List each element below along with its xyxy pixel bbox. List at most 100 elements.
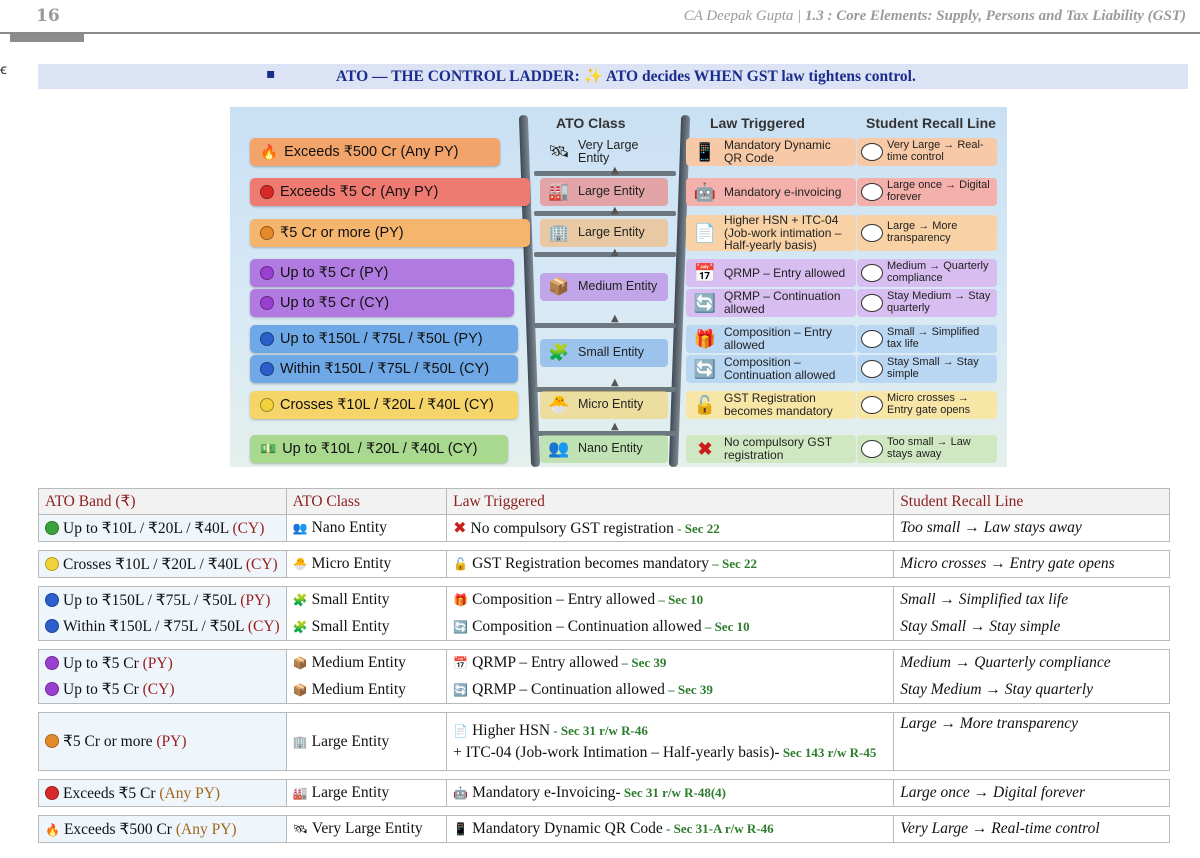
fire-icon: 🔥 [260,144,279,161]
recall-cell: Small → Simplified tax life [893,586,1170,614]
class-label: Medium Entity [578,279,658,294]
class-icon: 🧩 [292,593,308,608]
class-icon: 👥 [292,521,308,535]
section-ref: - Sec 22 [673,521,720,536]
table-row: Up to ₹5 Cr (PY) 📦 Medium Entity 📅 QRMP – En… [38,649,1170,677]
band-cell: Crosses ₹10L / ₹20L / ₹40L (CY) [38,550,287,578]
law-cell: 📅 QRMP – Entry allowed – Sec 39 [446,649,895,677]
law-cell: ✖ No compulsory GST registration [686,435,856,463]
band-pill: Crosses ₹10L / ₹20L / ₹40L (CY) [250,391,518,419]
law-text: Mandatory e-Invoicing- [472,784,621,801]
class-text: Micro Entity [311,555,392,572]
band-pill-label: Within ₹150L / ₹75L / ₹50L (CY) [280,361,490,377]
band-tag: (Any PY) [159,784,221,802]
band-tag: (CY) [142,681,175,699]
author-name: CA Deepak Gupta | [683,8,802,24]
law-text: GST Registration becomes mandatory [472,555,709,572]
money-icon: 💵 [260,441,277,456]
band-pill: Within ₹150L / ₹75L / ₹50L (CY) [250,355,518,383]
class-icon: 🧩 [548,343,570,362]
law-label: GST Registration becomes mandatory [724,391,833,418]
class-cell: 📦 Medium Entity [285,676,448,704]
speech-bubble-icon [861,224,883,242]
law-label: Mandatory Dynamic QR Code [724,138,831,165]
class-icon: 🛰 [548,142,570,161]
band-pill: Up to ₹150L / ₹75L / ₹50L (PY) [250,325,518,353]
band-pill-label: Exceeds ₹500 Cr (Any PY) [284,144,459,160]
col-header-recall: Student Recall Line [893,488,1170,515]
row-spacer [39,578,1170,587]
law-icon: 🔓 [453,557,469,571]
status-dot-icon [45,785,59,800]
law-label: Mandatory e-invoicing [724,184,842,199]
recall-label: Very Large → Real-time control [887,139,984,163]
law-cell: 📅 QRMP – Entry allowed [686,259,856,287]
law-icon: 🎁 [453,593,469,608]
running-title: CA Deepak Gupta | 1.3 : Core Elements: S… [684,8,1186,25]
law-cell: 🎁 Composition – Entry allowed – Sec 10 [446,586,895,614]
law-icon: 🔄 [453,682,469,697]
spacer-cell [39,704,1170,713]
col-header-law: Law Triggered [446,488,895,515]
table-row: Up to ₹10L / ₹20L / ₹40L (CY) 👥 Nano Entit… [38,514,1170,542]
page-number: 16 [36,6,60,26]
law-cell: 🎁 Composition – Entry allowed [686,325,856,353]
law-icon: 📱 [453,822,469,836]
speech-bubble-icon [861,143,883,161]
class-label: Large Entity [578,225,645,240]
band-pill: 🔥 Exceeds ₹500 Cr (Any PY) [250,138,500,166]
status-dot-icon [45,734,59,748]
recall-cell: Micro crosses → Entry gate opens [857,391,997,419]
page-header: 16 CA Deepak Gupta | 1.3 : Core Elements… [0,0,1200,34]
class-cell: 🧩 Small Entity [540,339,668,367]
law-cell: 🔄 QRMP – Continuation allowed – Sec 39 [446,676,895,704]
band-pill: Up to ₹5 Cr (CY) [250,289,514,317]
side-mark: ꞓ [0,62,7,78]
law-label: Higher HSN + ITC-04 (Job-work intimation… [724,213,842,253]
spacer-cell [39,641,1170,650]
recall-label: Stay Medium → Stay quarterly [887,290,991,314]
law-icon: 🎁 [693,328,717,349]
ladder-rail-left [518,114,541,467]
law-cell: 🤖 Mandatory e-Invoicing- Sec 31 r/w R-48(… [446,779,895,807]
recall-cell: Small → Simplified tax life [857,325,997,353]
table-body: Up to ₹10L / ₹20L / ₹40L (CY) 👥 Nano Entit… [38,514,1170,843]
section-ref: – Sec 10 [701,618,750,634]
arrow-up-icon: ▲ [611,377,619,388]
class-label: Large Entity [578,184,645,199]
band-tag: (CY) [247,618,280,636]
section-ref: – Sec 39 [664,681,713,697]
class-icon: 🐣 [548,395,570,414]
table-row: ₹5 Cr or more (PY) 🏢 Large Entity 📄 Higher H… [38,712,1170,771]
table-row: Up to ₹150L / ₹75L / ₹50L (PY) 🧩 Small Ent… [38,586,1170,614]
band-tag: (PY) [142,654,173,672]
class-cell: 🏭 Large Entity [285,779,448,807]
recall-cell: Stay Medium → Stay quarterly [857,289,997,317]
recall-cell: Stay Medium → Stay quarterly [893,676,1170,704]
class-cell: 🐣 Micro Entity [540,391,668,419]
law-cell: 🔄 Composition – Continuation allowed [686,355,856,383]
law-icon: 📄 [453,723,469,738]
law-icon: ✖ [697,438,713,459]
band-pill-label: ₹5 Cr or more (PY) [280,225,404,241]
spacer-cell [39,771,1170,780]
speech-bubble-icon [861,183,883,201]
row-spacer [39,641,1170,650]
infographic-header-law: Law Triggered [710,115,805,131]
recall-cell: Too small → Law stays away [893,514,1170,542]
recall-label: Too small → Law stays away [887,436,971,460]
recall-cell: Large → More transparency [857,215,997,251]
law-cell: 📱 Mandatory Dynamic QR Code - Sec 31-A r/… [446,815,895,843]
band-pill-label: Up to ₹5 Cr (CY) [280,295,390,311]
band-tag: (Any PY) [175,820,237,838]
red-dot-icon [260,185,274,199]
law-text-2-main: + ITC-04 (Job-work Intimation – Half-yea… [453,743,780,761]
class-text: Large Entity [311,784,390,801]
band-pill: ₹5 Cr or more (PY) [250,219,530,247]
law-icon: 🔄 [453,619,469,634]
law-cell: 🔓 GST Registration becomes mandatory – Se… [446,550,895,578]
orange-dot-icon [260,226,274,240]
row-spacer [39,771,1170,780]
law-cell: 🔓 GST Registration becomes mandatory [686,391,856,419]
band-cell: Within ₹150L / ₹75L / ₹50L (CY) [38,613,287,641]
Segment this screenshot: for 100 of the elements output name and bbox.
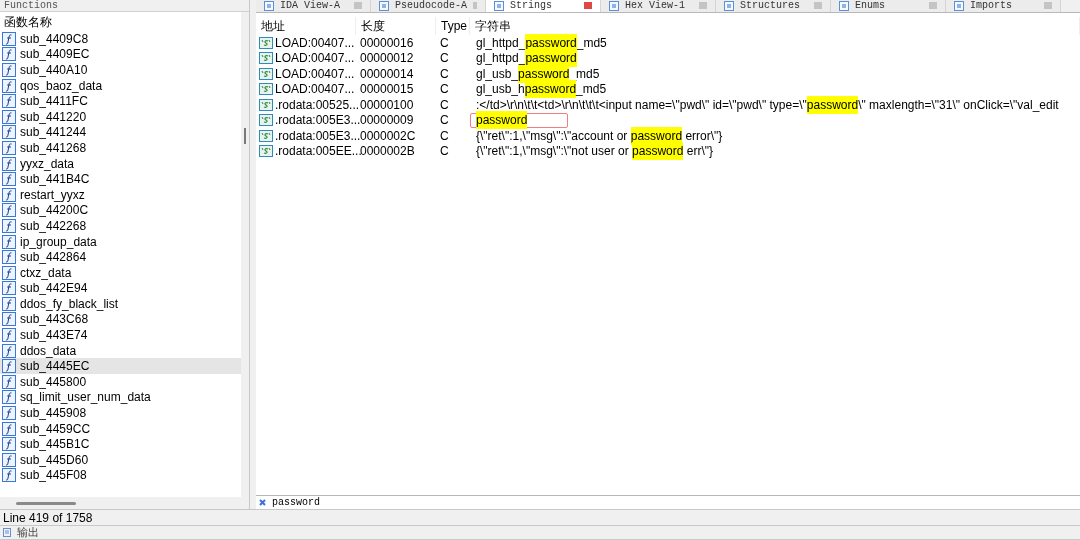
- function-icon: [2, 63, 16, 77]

==================================================

* [WHAT YOU HAVE TO DO] Render every line of the records above as a JSON list of strings, one string per line, leaving out blank lines and the pictures.

* [ANSWER TO THE PROBLEM]
[
  "List each element below along with its xyxy pixel bbox. List at most 100 elements.",
  "fire-icon: 🔥 [260,144,279,161]",
  "recall-cell: Small → Simplified tax life [893,586,1170,614]",
  "class-label: Medium Entity [578,279,658,294]",
  "class-icon: 🧩 [292,593,308,608]",
  "class-icon: 👥 [292,521,308,535]",
  "section-ref: - Sec 22 [673,521,720,536]",
  "table-row: Up to ₹5 Cr (PY) 📦 Medium Entity 📅 QRMP – En… [38,649,1170,677]",
  "band-cell: Crosses ₹10L / ₹20L / ₹40L (CY) [38,550,287,578]",
  "law-cell: 📅 QRMP – Entry allowed – Sec 39 [446,649,895,677]",
  "law-cell: ✖ No compulsory GST registration [686,435,856,463]",
  "band-pill: Crosses ₹10L / ₹20L / ₹40L (CY) [250,391,518,419]",
  "law-text: Mandatory e-Invoicing- [472,784,621,801]",
  "class-text: Micro Entity [311,555,392,572]",
  "band-pill-label: Within ₹150L / ₹75L / ₹50L (CY) [280,361,490,377]",
  "band-tag: (Any PY) [159,784,221,802]",
  "band-tag: (CY) [142,681,175,699]",
  "author-name: CA Deepak Gupta | [683,8,802,24]",
  "law-text: GST Registration becomes mandatory [472,555,709,572]",
  "money-icon: 💵 [260,441,277,456]",
  "band-pill: Within ₹150L / ₹75L / ₹50L (CY) [250,355,518,383]",
  "class-icon: 🧩 [548,343,570,362]",
  "law-label: GST Registration becomes mandatory [724,391,833,418]",
  "class-cell: 📦 Medium Entity [285,676,448,704]",
  "speech-bubble-icon [861,224,883,242]",
  "law-label: Mandatory Dynamic QR Code [724,138,831,165]",
  "class-icon: 🛰 [548,142,570,161]",
  "band-pill: Up to ₹150L / ₹75L / ₹50L (PY) [250,325,518,353]",
  "band-pill-label: Exceeds ₹500 Cr (Any PY) [284,144,459,160]",
  "col-header-recall: Student Recall Line [893,488,1170,515]",
  "row-spacer [39,578,1170,587]",
  "law-icon: 🔓 [453,557,469,571]",
  "status-dot-icon [45,785,59,800]",
  "law-label: Mandatory e-invoicing [724,184,842,199]",
  "recall-label: Very Large → Real-time control [887,139,984,163]",
  "law-cell: 📅 QRMP – Entry allowed [686,259,856,287]",
  "law-icon: 🎁 [453,593,469,608]",
  "running-title: CA Deepak Gupta | 1.3 : Core Elements: S… [684,8,1186,25]",
  "law-cell: 🎁 Composition – Entry allowed – Sec 10 [446,586,895,614]",
  "law-icon: 🔄 [453,682,469,697]",
  "spacer-cell [39,704,1170,713]",
  "col-header-law: Law Triggered [446,488,895,515]",
  "table-row: Up to ₹10L / ₹20L / ₹40L (CY) 👥 Nano Entit… [38,514,1170,542]",
  "page-number: 16 [36,6,60,26]",
  "law-cell: 🎁 Composition – Entry allowed [686,325,856,353]",
  "law-icon: 📱 [453,822,469,836]",
  "speech-bubble-icon [861,143,883,161]",
  "class-label: Large Entity [578,225,645,240]",
  "band-pill: 🔥 Exceeds ₹500 Cr (Any PY) [250,138,500,166]",
  "status-dot-icon [45,734,59,748]",
  "recall-cell: Micro crosses → Entry gate opens [857,391,997,419]",
  "page-header: 16 CA Deepak Gupta | 1.3 : Core Elements… [0,0,1200,34]",
  "class-cell: 🧩 Small Entity [540,339,668,367]",
  "law-cell: 🔄 QRMP – Continuation allowed – Sec 39 [446,676,895,704]",
  "band-pill: Up to ₹5 Cr (CY) [250,289,514,317]",
  "side-mark: ꞓ [0,62,7,78]",
  "law-label: Higher HSN + ITC-04 (Job-work intimation… [724,213,842,253]",
  "spacer-cell [39,641,1170,650]",
  "recall-label: Stay Medium → Stay quarterly [887,290,991,314]",
  "law-icon: 🎁 [693,328,717,349]",
  "ladder-rail-left [518,114,541,467]",
  "law-cell: 🤖 Mandatory e-Invoicing- Sec 31 r/w R-48(… [446,779,895,807]",
  "recall-cell: Small → Simplified tax life [857,325,997,353]",
  "table-body: Up to ₹10L / ₹20L / ₹40L (CY) 👥 Nano Entit… [38,514,1170,843]",
  "section-ref: – Sec 10 [701,618,750,634]",
  "arrow-up-icon: ▲ [611,377,619,388]",
  "class-label: Large Entity [578,184,645,199]",
  "band-tag: (CY) [247,618,280,636]",
  "section-ref: – Sec 39 [664,681,713,697]",
  "class-icon: 🐣 [548,395,570,414]",
  "table-row: ₹5 Cr or more (PY) 🏢 Large Entity 📄 Higher H… [38,712,1170,771]",
  "table-row: Up to ₹150L / ₹75L / ₹50L (PY) 🧩 Small Ent… [38,586,1170,614]",
  "band-tag: (PY) [142,654,173,672]",
  "class-cell: 🏭 Large Entity [285,779,448,807]",
  "recall-cell: Stay Medium → Stay quarterly [857,289,997,317]",
  "recall-cell: Stay Medium → Stay quarterly [893,676,1170,704]",
  "class-cell: 🐣 Micro Entity [540,391,668,419]",
  "law-cell: 🔄 Composition – Continuation allowed [686,355,856,383]",
  "law-icon: 📄 [453,723,469,738]",
  "law-icon: ✖ [697,438,713,459]",
  "band-pill-label: ₹5 Cr or more (PY) [280,225,404,241]",
  "spacer-cell [39,771,1170,780]",
  "speech-bubble-icon [861,183,883,201]",
  "row-spacer [39,641,1170,650]",
  "infographic-header-law: Law Triggered [710,115,805,131]",
  "recall-cell: Too small → Law stays away [893,514,1170,542]",
  "recall-label: Too small → Law stays away [887,436,971,460]",
  "recall-cell: Large → More transparency [857,215,997,251]",
  "law-cell: 📱 Mandatory Dynamic QR Code - Sec 31-A r/… [446,815,895,843]",
  "band-pill-label: Up to ₹5 Cr (CY) [280,295,390,311]",
  "band-tag: (Any PY) [175,820,237,838]",
  "red-dot-icon [260,185,274,199]",
  "law-text-2-main: + ITC-04 (Job-work Intimation – Half-yea… [453,743,780,761]",
  "class-text: Large Entity [311,784,390,801]",
  "band-pill: ₹5 Cr or more (PY) [250,219,530,247]",
  "law-icon: 🔄 [453,619,469,634]",
  "law-cell: 🔓 GST Registration becomes mandatory – Se… [446,550,895,578]",
  "orange-dot-icon [260,226,274,240]",
  "row-spacer [39,771,1170,780]",
  "law-cell: 🔓 GST Registration becomes mandatory [686,391,856,419]",
  "band-cell: Within ₹150L / ₹75L / ₹50L (CY) [38,613,287,641]",
  "Segment this screenshot: for 100 of the elements output name and bbox.",
  "- function-icon: [2, 63, 16, 77]"
]